◆ WHAT THE EXERCISE ASKS: Collect each line containing "DIMENSIONS".

Dataset excerpt
= = = = =

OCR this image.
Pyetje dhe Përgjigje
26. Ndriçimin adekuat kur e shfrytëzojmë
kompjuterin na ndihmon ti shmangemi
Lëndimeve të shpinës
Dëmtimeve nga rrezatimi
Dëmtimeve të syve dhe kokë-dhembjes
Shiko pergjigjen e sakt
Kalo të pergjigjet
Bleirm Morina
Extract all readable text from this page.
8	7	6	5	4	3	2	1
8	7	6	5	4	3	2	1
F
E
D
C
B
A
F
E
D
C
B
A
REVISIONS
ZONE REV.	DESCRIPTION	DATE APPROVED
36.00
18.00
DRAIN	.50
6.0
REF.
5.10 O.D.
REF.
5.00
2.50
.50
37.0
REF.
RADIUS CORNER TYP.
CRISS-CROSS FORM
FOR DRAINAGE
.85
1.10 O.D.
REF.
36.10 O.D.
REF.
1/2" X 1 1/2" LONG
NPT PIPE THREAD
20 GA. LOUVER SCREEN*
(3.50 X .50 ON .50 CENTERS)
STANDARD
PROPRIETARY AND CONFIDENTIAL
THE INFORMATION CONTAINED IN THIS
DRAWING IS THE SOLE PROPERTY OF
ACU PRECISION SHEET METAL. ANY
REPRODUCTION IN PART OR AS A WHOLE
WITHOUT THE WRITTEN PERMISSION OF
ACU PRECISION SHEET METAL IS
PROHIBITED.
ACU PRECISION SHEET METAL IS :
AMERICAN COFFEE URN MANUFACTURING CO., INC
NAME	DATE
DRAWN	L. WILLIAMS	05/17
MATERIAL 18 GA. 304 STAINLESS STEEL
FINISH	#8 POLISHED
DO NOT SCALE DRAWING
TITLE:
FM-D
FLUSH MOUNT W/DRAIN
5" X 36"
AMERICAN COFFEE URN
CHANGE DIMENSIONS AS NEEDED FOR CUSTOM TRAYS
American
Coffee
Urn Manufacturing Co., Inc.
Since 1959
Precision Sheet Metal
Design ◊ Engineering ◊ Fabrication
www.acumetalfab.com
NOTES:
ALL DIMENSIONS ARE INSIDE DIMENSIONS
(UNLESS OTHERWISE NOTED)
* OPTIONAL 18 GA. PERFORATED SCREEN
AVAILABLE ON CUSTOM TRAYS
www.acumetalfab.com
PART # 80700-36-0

= = = = =

◆ OUTPUT FOR THIS TASK:
CHANGE DIMENSIONS AS NEEDED FOR CUSTOM TRAYS
ALL DIMENSIONS ARE INSIDE DIMENSIONS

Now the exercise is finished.